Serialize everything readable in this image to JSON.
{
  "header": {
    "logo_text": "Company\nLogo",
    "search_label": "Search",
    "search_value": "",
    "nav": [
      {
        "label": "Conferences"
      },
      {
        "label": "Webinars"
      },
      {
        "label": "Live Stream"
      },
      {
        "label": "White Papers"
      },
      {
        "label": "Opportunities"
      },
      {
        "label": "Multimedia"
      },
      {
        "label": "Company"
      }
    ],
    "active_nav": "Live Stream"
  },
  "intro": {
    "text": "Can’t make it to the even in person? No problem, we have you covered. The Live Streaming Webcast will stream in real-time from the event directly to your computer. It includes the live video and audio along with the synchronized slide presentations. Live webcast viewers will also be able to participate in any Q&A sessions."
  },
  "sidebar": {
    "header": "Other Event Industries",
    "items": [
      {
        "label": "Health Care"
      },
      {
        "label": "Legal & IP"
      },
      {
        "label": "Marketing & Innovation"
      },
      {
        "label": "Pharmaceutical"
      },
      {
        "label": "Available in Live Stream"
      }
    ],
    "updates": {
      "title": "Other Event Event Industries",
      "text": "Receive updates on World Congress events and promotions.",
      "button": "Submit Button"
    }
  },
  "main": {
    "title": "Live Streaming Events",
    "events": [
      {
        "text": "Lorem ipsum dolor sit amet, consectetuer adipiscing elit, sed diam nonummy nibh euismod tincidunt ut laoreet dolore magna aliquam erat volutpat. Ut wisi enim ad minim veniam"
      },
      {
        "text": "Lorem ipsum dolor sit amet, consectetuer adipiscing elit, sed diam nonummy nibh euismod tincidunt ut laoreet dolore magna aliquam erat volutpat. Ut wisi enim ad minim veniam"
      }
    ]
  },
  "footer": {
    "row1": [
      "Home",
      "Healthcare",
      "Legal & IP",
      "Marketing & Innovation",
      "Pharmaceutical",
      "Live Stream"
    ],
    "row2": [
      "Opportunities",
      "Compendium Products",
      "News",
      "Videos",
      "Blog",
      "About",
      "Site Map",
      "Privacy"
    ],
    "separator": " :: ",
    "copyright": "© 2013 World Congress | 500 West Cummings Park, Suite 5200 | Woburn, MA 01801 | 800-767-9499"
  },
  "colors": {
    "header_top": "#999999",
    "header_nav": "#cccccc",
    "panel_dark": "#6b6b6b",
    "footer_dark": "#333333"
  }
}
☆ ☆ ☆ ☆
Retype the records above exactly.

Serialize everything readable in this image to JSON.
{
  "header": {
    "logo_text": "Company\nLogo",
    "search_label": "Search",
    "search_value": "",
    "nav": [
      {
        "label": "Conferences"
      },
      {
        "label": "Webinars"
      },
      {
        "label": "Live Stream"
      },
      {
        "label": "White Papers"
      },
      {
        "label": "Opportunities"
      },
      {
        "label": "Multimedia"
      },
      {
        "label": "Company"
      }
    ],
    "active_nav": "Live Stream"
  },
  "intro": {
    "text": "Can’t make it to the even in person? No problem, we have you covered. The Live Streaming Webcast will stream in real-time from the event directly to your computer. It includes the live video and audio along with the synchronized slide presentations. Live webcast viewers will also be able to participate in any Q&A sessions."
  },
  "sidebar": {
    "header": "Other Event Industries",
    "items": [
      {
        "label": "Health Care"
      },
      {
        "label": "Legal & IP"
      },
      {
        "label": "Marketing & Innovation"
      },
      {
        "label": "Pharmaceutical"
      },
      {
        "label": "Available in Live Stream"
      }
    ],
    "updates": {
      "title": "Other Event Event Industries",
      "text": "Receive updates on World Congress events and promotions.",
      "button": "Submit Button"
    }
  },
  "main": {
    "title": "Live Streaming Events",
    "events": [
      {
        "text": "Lorem ipsum dolor sit amet, consectetuer adipiscing elit, sed diam nonummy nibh euismod tincidunt ut laoreet dolore magna aliquam erat volutpat. Ut wisi enim ad minim veniam"
      },
      {
        "text": "Lorem ipsum dolor sit amet, consectetuer adipiscing elit, sed diam nonummy nibh euismod tincidunt ut laoreet dolore magna aliquam erat volutpat. Ut wisi enim ad minim veniam"
      }
    ]
  },
  "footer": {
    "row1": [
      "Home",
      "Healthcare",
      "Legal & IP",
      "Marketing & Innovation",
      "Pharmaceutical",
      "Live Stream"
    ],
    "row2": [
      "Opportunities",
      "Compendium Products",
      "News",
      "Videos",
      "Blog",
      "About",
      "Site Map",
      "Privacy"
    ],
    "separator": " :: ",
    "copyright": "© 2013 World Congress | 500 West Cummings Park, Suite 5200 | Woburn, MA 01801 | 800-767-9499"
  },
  "colors": {
    "header_top": "#999999",
    "header_nav": "#cccccc",
    "panel_dark": "#6b6b6b",
    "footer_dark": "#333333"
  }
}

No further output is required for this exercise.